* TO DO: Reproduce the records. Keep every word exact and include no images.

==============================

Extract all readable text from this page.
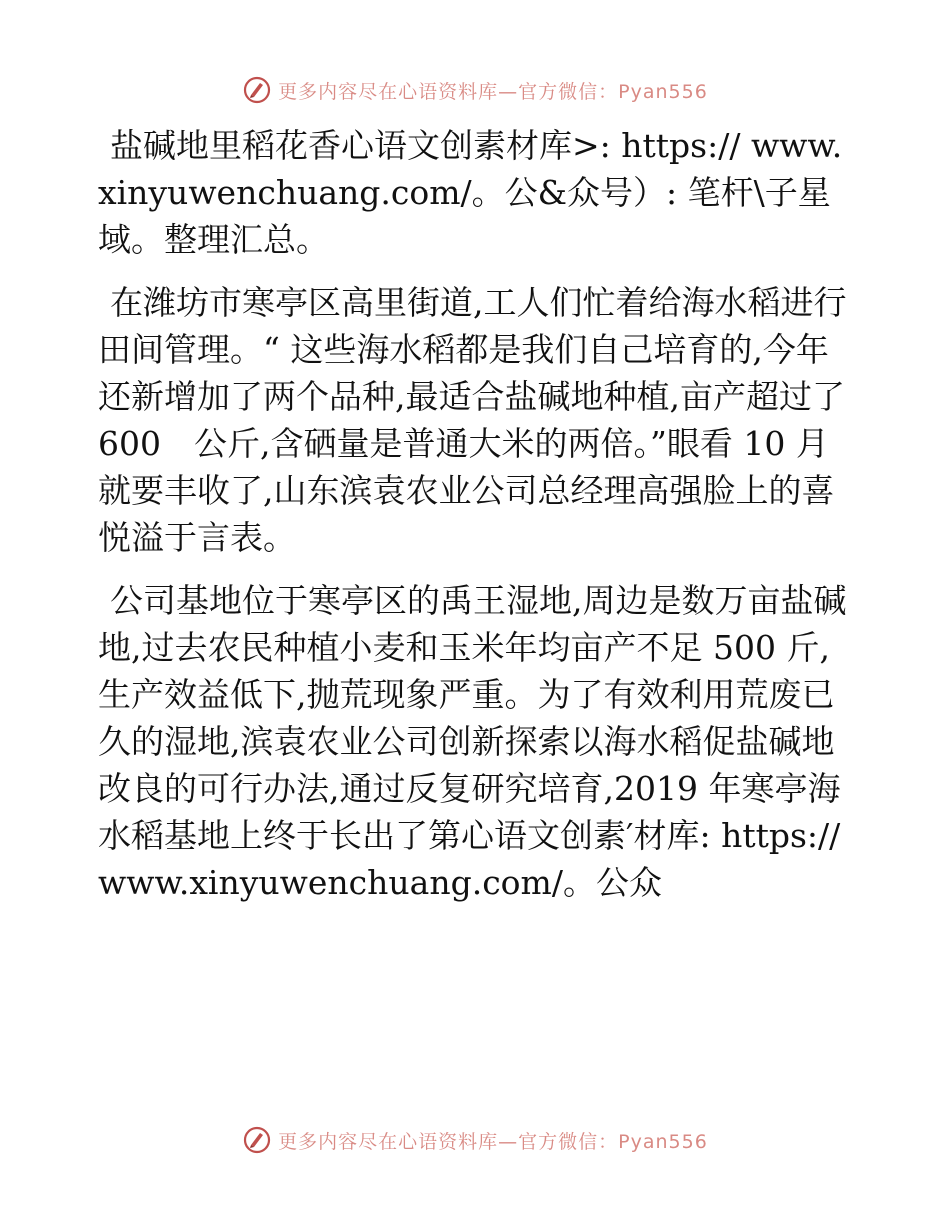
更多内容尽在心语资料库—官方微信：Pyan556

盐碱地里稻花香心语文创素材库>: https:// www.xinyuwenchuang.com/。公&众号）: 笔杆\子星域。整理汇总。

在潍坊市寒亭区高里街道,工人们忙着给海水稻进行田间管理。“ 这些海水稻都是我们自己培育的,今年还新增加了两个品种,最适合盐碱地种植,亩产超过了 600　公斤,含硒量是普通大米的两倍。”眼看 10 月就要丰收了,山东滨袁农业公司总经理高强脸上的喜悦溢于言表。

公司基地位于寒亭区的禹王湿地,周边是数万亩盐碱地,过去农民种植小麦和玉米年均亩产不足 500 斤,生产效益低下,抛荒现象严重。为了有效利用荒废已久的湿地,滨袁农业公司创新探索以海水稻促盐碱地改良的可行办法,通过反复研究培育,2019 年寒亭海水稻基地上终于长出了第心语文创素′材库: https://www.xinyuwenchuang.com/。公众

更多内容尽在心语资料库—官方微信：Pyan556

==============================

* ANSWER IN FULL:
Extract all readable text from this page.
更多内容尽在心语资料库—官方微信：Pyan556

盐碱地里稻花香心语文创素材库>: https:// www.xinyuwenchuang.com/。公&众号）: 笔杆\子星域。整理汇总。

在潍坊市寒亭区高里街道,工人们忙着给海水稻进行田间管理。“ 这些海水稻都是我们自己培育的,今年还新增加了两个品种,最适合盐碱地种植,亩产超过了 600　公斤,含硒量是普通大米的两倍。”眼看 10 月就要丰收了,山东滨袁农业公司总经理高强脸上的喜悦溢于言表。

公司基地位于寒亭区的禹王湿地,周边是数万亩盐碱地,过去农民种植小麦和玉米年均亩产不足 500 斤,生产效益低下,抛荒现象严重。为了有效利用荒废已久的湿地,滨袁农业公司创新探索以海水稻促盐碱地改良的可行办法,通过反复研究培育,2019 年寒亭海水稻基地上终于长出了第心语文创素′材库: https://www.xinyuwenchuang.com/。公众

更多内容尽在心语资料库—官方微信：Pyan556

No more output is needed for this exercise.